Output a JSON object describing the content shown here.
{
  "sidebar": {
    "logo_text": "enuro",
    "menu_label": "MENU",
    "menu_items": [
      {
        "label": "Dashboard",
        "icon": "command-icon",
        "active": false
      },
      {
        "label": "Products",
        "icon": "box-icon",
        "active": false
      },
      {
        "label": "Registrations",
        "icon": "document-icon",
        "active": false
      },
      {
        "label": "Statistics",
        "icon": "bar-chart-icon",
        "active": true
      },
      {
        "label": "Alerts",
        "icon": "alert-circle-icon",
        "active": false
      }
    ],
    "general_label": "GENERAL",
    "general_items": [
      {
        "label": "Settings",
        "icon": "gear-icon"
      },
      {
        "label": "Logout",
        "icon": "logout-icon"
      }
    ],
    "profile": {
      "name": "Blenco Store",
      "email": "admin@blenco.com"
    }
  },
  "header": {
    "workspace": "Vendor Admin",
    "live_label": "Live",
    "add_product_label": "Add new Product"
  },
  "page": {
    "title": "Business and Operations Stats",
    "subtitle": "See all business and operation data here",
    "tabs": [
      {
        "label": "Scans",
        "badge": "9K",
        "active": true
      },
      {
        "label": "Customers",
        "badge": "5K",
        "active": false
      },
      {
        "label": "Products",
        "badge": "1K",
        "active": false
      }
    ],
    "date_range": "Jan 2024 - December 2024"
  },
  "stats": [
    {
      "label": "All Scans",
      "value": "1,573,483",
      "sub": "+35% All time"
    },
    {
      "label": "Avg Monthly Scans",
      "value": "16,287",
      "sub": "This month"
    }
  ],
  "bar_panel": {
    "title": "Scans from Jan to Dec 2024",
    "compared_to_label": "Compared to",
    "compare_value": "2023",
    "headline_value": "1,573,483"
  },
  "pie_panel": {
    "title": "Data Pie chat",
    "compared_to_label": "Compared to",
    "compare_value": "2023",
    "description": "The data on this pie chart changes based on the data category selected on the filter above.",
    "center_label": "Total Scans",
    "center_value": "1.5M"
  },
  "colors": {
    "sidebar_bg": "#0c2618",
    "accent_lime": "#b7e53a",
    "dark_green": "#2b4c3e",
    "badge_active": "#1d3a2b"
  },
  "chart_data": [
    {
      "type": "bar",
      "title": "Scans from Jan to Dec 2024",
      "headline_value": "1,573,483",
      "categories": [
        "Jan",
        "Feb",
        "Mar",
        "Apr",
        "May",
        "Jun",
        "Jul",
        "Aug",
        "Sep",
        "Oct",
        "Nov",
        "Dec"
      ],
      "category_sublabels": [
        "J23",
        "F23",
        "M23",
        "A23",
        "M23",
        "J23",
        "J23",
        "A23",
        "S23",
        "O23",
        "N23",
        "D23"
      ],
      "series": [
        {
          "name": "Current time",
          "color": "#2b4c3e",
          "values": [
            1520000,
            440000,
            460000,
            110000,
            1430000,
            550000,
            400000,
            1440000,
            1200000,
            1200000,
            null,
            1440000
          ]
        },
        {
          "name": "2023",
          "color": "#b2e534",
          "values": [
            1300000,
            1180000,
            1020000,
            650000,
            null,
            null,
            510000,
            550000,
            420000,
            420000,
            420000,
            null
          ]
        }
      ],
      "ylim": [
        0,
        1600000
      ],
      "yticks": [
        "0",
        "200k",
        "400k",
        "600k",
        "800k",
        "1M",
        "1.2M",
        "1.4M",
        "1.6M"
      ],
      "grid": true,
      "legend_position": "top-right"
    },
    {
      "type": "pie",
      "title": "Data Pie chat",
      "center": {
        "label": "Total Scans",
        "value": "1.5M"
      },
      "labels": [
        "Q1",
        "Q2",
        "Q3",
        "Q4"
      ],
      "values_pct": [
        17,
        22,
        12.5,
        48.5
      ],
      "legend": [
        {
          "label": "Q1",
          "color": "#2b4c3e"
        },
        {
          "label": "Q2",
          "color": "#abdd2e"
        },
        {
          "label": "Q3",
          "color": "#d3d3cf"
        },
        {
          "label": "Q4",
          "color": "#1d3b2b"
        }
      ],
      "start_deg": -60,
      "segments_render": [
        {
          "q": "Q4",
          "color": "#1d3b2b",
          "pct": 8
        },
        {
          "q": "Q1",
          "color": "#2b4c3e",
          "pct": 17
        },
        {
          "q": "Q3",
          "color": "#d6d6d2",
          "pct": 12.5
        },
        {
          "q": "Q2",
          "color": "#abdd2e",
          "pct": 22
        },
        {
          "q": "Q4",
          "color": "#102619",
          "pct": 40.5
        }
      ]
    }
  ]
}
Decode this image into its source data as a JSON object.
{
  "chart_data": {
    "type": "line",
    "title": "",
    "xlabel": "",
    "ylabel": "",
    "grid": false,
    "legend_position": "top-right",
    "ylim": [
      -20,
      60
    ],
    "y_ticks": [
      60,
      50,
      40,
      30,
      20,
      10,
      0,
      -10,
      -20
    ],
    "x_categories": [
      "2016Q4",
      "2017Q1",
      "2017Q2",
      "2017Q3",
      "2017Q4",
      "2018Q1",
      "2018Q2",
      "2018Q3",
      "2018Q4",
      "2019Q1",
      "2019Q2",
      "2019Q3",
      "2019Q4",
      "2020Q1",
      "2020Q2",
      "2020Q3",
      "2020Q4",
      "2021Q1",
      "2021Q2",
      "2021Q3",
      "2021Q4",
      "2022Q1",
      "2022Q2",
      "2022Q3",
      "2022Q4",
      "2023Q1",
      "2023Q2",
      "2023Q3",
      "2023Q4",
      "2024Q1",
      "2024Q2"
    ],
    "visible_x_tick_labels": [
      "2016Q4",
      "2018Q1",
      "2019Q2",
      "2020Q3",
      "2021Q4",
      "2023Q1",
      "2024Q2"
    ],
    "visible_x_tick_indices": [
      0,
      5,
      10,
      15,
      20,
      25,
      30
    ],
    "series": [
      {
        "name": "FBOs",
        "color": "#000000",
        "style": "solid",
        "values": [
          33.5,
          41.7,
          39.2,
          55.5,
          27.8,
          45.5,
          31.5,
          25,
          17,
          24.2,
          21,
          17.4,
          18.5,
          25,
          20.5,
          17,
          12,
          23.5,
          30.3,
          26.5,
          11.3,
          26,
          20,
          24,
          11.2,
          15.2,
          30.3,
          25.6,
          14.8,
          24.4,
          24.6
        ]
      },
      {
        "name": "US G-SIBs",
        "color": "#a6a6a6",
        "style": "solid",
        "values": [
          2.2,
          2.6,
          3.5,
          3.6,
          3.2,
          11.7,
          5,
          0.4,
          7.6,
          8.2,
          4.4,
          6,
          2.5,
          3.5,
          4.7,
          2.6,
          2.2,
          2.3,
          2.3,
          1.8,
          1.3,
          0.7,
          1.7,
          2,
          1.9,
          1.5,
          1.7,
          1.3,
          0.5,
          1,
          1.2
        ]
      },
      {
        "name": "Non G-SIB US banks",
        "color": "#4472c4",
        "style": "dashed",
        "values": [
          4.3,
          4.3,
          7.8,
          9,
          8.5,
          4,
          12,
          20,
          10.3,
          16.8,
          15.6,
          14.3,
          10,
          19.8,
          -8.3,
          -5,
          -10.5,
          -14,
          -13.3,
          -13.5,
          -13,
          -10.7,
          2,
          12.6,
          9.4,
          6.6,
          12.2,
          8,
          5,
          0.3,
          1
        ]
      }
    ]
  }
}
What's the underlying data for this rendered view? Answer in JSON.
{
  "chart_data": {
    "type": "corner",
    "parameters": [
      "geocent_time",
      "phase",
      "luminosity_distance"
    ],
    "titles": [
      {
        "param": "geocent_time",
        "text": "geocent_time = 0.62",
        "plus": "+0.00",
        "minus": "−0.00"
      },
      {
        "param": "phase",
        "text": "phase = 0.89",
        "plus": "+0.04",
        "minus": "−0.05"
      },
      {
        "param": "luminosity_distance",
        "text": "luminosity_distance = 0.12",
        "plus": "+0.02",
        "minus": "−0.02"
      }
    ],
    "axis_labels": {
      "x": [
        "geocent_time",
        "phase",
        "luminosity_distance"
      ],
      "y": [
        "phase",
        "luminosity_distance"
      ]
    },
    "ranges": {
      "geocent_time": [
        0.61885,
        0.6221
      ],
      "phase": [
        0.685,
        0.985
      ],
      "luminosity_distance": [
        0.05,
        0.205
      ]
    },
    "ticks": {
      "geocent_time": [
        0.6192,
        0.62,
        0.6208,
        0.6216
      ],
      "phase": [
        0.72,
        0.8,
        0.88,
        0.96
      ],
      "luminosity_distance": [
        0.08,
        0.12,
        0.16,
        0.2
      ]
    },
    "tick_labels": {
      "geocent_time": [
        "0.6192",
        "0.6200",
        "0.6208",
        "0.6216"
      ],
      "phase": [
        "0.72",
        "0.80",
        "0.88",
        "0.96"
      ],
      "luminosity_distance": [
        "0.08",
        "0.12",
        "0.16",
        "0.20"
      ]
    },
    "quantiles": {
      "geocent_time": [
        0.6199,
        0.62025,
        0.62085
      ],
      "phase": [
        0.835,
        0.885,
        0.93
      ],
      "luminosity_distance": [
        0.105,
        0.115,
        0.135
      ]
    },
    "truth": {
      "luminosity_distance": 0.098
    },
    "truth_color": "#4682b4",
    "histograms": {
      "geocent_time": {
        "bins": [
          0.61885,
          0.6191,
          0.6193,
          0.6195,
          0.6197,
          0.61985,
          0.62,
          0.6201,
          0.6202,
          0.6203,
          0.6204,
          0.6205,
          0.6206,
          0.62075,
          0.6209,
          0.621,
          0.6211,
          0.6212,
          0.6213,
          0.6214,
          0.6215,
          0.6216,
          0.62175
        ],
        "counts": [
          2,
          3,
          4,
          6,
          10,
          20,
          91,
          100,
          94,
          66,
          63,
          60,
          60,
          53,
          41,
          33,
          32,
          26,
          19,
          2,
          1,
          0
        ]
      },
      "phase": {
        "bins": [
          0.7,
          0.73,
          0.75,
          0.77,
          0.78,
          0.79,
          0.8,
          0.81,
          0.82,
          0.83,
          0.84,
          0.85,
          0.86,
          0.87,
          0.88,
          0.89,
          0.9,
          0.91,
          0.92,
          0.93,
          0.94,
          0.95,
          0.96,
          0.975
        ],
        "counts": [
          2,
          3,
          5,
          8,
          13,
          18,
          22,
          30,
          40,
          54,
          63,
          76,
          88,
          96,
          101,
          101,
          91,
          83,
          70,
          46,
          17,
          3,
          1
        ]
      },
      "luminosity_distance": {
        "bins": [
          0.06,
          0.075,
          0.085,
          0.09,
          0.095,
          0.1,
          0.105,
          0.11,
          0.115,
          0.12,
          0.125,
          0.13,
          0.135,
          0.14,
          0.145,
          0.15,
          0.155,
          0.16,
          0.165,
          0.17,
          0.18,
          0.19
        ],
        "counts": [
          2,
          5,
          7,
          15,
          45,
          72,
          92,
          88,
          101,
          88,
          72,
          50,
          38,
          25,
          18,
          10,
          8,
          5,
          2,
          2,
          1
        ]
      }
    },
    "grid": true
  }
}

────

(What is required) Which lines contain "from"? Copy each of them.

(Expected answer)
    "title": "Scans from Jan to Dec 2024",
      "title": "Scans from Jan to Dec 2024",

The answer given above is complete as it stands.